Task brief: Without the pictures, can you quote each line below exactly?

[Start of Materials provided]

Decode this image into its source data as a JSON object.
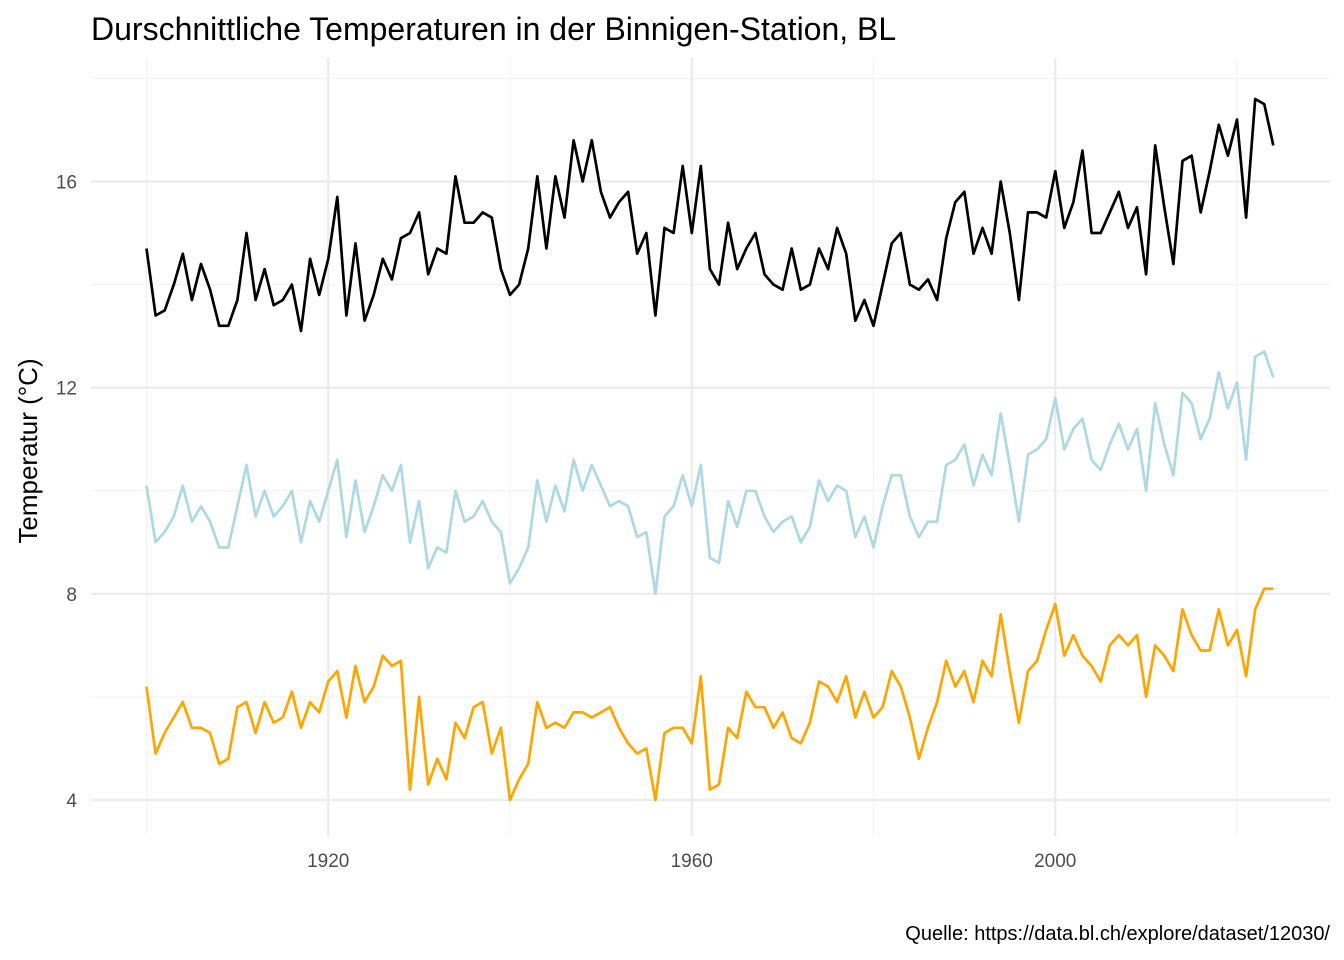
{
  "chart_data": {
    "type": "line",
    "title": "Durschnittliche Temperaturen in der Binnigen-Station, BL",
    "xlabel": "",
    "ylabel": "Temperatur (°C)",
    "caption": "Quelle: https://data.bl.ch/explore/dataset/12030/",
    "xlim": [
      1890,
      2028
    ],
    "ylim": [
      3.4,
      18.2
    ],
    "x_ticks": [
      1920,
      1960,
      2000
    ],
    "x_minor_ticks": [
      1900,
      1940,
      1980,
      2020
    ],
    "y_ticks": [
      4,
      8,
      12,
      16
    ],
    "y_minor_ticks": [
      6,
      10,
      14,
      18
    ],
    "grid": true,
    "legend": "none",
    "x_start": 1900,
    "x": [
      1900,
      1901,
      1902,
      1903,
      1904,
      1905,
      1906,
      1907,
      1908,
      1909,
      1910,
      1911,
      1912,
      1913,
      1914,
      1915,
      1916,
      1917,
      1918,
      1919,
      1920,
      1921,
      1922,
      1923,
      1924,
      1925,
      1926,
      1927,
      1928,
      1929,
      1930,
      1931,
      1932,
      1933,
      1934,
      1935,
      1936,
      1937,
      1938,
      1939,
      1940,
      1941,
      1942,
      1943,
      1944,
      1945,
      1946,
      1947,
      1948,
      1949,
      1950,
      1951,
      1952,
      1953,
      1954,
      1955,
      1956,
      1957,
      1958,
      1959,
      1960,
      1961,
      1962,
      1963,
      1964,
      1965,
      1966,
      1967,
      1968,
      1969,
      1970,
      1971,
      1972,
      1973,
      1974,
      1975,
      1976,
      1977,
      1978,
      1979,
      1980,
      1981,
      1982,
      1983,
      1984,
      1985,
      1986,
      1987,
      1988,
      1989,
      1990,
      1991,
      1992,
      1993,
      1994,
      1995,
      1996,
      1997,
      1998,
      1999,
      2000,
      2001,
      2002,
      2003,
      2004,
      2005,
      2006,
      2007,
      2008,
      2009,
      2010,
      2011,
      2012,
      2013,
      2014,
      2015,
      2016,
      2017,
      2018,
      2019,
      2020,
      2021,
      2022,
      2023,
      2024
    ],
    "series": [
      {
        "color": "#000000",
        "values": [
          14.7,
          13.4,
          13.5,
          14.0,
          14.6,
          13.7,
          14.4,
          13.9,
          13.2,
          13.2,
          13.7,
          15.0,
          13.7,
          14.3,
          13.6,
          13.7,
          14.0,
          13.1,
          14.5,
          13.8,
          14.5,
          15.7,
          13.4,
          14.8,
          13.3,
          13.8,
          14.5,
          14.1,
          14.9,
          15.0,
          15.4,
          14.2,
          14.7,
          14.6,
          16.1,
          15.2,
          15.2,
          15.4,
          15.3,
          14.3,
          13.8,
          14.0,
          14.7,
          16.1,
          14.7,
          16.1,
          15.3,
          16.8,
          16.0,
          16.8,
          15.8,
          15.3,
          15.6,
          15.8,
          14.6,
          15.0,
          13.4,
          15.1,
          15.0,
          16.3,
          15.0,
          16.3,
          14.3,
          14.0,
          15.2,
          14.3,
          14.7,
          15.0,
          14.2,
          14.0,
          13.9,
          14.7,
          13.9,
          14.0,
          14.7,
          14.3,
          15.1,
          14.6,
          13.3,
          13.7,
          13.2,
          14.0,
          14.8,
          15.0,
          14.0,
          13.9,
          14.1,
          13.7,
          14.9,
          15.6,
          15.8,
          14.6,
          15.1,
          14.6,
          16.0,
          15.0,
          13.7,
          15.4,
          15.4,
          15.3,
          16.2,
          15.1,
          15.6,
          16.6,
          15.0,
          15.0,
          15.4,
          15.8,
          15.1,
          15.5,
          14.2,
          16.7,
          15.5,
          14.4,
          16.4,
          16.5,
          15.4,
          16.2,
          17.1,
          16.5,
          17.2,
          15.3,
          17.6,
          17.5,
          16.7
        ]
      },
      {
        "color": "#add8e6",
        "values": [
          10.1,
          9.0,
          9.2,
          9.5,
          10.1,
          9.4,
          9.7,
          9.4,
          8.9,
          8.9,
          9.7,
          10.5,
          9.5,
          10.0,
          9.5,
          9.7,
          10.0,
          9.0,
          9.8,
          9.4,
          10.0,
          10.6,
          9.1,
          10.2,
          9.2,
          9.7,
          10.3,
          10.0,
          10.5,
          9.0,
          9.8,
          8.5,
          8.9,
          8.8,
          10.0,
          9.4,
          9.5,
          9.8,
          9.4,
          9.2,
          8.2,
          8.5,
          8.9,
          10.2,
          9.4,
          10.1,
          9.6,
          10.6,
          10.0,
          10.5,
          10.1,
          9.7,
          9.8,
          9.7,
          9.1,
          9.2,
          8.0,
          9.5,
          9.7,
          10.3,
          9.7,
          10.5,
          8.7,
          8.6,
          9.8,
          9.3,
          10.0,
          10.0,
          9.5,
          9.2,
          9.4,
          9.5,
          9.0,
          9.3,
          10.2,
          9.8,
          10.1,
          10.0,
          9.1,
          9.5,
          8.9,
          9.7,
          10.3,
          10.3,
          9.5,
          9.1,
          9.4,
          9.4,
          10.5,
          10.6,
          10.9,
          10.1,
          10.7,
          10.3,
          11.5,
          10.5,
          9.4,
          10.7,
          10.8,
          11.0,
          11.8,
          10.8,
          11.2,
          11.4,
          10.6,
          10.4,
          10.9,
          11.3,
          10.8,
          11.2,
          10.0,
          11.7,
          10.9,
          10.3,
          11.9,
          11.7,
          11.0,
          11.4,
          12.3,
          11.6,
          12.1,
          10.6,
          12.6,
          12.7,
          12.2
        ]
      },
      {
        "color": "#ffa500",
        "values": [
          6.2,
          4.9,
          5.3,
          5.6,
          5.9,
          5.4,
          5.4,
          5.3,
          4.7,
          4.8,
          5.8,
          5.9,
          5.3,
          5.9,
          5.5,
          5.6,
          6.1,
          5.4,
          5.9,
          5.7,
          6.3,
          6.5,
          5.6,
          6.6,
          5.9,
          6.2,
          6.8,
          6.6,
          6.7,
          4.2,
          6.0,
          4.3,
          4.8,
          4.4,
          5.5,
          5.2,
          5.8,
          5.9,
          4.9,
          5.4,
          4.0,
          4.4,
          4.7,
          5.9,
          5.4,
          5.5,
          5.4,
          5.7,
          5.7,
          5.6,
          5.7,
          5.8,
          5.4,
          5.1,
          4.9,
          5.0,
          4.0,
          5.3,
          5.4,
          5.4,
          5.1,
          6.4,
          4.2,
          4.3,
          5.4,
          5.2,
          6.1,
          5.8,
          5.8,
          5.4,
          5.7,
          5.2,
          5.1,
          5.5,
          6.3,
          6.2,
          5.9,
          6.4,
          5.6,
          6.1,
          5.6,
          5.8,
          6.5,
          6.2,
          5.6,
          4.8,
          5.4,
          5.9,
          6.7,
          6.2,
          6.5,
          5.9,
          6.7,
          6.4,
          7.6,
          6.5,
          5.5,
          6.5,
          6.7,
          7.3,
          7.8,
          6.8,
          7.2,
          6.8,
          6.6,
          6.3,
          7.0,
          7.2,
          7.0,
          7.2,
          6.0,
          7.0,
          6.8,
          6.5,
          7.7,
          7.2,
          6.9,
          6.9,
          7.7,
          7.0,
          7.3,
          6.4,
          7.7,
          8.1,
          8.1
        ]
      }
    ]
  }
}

[End of Materials provided]

Finished exercise:
Decode this image into its source data as a JSON object.
{
  "chart_data": {
    "type": "line",
    "title": "Durschnittliche Temperaturen in der Binnigen-Station, BL",
    "xlabel": "",
    "ylabel": "Temperatur (°C)",
    "caption": "Quelle: https://data.bl.ch/explore/dataset/12030/",
    "xlim": [
      1890,
      2028
    ],
    "ylim": [
      3.4,
      18.2
    ],
    "x_ticks": [
      1920,
      1960,
      2000
    ],
    "x_minor_ticks": [
      1900,
      1940,
      1980,
      2020
    ],
    "y_ticks": [
      4,
      8,
      12,
      16
    ],
    "y_minor_ticks": [
      6,
      10,
      14,
      18
    ],
    "grid": true,
    "legend": "none",
    "x_start": 1900,
    "x": [
      1900,
      1901,
      1902,
      1903,
      1904,
      1905,
      1906,
      1907,
      1908,
      1909,
      1910,
      1911,
      1912,
      1913,
      1914,
      1915,
      1916,
      1917,
      1918,
      1919,
      1920,
      1921,
      1922,
      1923,
      1924,
      1925,
      1926,
      1927,
      1928,
      1929,
      1930,
      1931,
      1932,
      1933,
      1934,
      1935,
      1936,
      1937,
      1938,
      1939,
      1940,
      1941,
      1942,
      1943,
      1944,
      1945,
      1946,
      1947,
      1948,
      1949,
      1950,
      1951,
      1952,
      1953,
      1954,
      1955,
      1956,
      1957,
      1958,
      1959,
      1960,
      1961,
      1962,
      1963,
      1964,
      1965,
      1966,
      1967,
      1968,
      1969,
      1970,
      1971,
      1972,
      1973,
      1974,
      1975,
      1976,
      1977,
      1978,
      1979,
      1980,
      1981,
      1982,
      1983,
      1984,
      1985,
      1986,
      1987,
      1988,
      1989,
      1990,
      1991,
      1992,
      1993,
      1994,
      1995,
      1996,
      1997,
      1998,
      1999,
      2000,
      2001,
      2002,
      2003,
      2004,
      2005,
      2006,
      2007,
      2008,
      2009,
      2010,
      2011,
      2012,
      2013,
      2014,
      2015,
      2016,
      2017,
      2018,
      2019,
      2020,
      2021,
      2022,
      2023,
      2024
    ],
    "series": [
      {
        "color": "#000000",
        "values": [
          14.7,
          13.4,
          13.5,
          14.0,
          14.6,
          13.7,
          14.4,
          13.9,
          13.2,
          13.2,
          13.7,
          15.0,
          13.7,
          14.3,
          13.6,
          13.7,
          14.0,
          13.1,
          14.5,
          13.8,
          14.5,
          15.7,
          13.4,
          14.8,
          13.3,
          13.8,
          14.5,
          14.1,
          14.9,
          15.0,
          15.4,
          14.2,
          14.7,
          14.6,
          16.1,
          15.2,
          15.2,
          15.4,
          15.3,
          14.3,
          13.8,
          14.0,
          14.7,
          16.1,
          14.7,
          16.1,
          15.3,
          16.8,
          16.0,
          16.8,
          15.8,
          15.3,
          15.6,
          15.8,
          14.6,
          15.0,
          13.4,
          15.1,
          15.0,
          16.3,
          15.0,
          16.3,
          14.3,
          14.0,
          15.2,
          14.3,
          14.7,
          15.0,
          14.2,
          14.0,
          13.9,
          14.7,
          13.9,
          14.0,
          14.7,
          14.3,
          15.1,
          14.6,
          13.3,
          13.7,
          13.2,
          14.0,
          14.8,
          15.0,
          14.0,
          13.9,
          14.1,
          13.7,
          14.9,
          15.6,
          15.8,
          14.6,
          15.1,
          14.6,
          16.0,
          15.0,
          13.7,
          15.4,
          15.4,
          15.3,
          16.2,
          15.1,
          15.6,
          16.6,
          15.0,
          15.0,
          15.4,
          15.8,
          15.1,
          15.5,
          14.2,
          16.7,
          15.5,
          14.4,
          16.4,
          16.5,
          15.4,
          16.2,
          17.1,
          16.5,
          17.2,
          15.3,
          17.6,
          17.5,
          16.7
        ]
      },
      {
        "color": "#add8e6",
        "values": [
          10.1,
          9.0,
          9.2,
          9.5,
          10.1,
          9.4,
          9.7,
          9.4,
          8.9,
          8.9,
          9.7,
          10.5,
          9.5,
          10.0,
          9.5,
          9.7,
          10.0,
          9.0,
          9.8,
          9.4,
          10.0,
          10.6,
          9.1,
          10.2,
          9.2,
          9.7,
          10.3,
          10.0,
          10.5,
          9.0,
          9.8,
          8.5,
          8.9,
          8.8,
          10.0,
          9.4,
          9.5,
          9.8,
          9.4,
          9.2,
          8.2,
          8.5,
          8.9,
          10.2,
          9.4,
          10.1,
          9.6,
          10.6,
          10.0,
          10.5,
          10.1,
          9.7,
          9.8,
          9.7,
          9.1,
          9.2,
          8.0,
          9.5,
          9.7,
          10.3,
          9.7,
          10.5,
          8.7,
          8.6,
          9.8,
          9.3,
          10.0,
          10.0,
          9.5,
          9.2,
          9.4,
          9.5,
          9.0,
          9.3,
          10.2,
          9.8,
          10.1,
          10.0,
          9.1,
          9.5,
          8.9,
          9.7,
          10.3,
          10.3,
          9.5,
          9.1,
          9.4,
          9.4,
          10.5,
          10.6,
          10.9,
          10.1,
          10.7,
          10.3,
          11.5,
          10.5,
          9.4,
          10.7,
          10.8,
          11.0,
          11.8,
          10.8,
          11.2,
          11.4,
          10.6,
          10.4,
          10.9,
          11.3,
          10.8,
          11.2,
          10.0,
          11.7,
          10.9,
          10.3,
          11.9,
          11.7,
          11.0,
          11.4,
          12.3,
          11.6,
          12.1,
          10.6,
          12.6,
          12.7,
          12.2
        ]
      },
      {
        "color": "#ffa500",
        "values": [
          6.2,
          4.9,
          5.3,
          5.6,
          5.9,
          5.4,
          5.4,
          5.3,
          4.7,
          4.8,
          5.8,
          5.9,
          5.3,
          5.9,
          5.5,
          5.6,
          6.1,
          5.4,
          5.9,
          5.7,
          6.3,
          6.5,
          5.6,
          6.6,
          5.9,
          6.2,
          6.8,
          6.6,
          6.7,
          4.2,
          6.0,
          4.3,
          4.8,
          4.4,
          5.5,
          5.2,
          5.8,
          5.9,
          4.9,
          5.4,
          4.0,
          4.4,
          4.7,
          5.9,
          5.4,
          5.5,
          5.4,
          5.7,
          5.7,
          5.6,
          5.7,
          5.8,
          5.4,
          5.1,
          4.9,
          5.0,
          4.0,
          5.3,
          5.4,
          5.4,
          5.1,
          6.4,
          4.2,
          4.3,
          5.4,
          5.2,
          6.1,
          5.8,
          5.8,
          5.4,
          5.7,
          5.2,
          5.1,
          5.5,
          6.3,
          6.2,
          5.9,
          6.4,
          5.6,
          6.1,
          5.6,
          5.8,
          6.5,
          6.2,
          5.6,
          4.8,
          5.4,
          5.9,
          6.7,
          6.2,
          6.5,
          5.9,
          6.7,
          6.4,
          7.6,
          6.5,
          5.5,
          6.5,
          6.7,
          7.3,
          7.8,
          6.8,
          7.2,
          6.8,
          6.6,
          6.3,
          7.0,
          7.2,
          7.0,
          7.2,
          6.0,
          7.0,
          6.8,
          6.5,
          7.7,
          7.2,
          6.9,
          6.9,
          7.7,
          7.0,
          7.3,
          6.4,
          7.7,
          8.1,
          8.1
        ]
      }
    ]
  }
}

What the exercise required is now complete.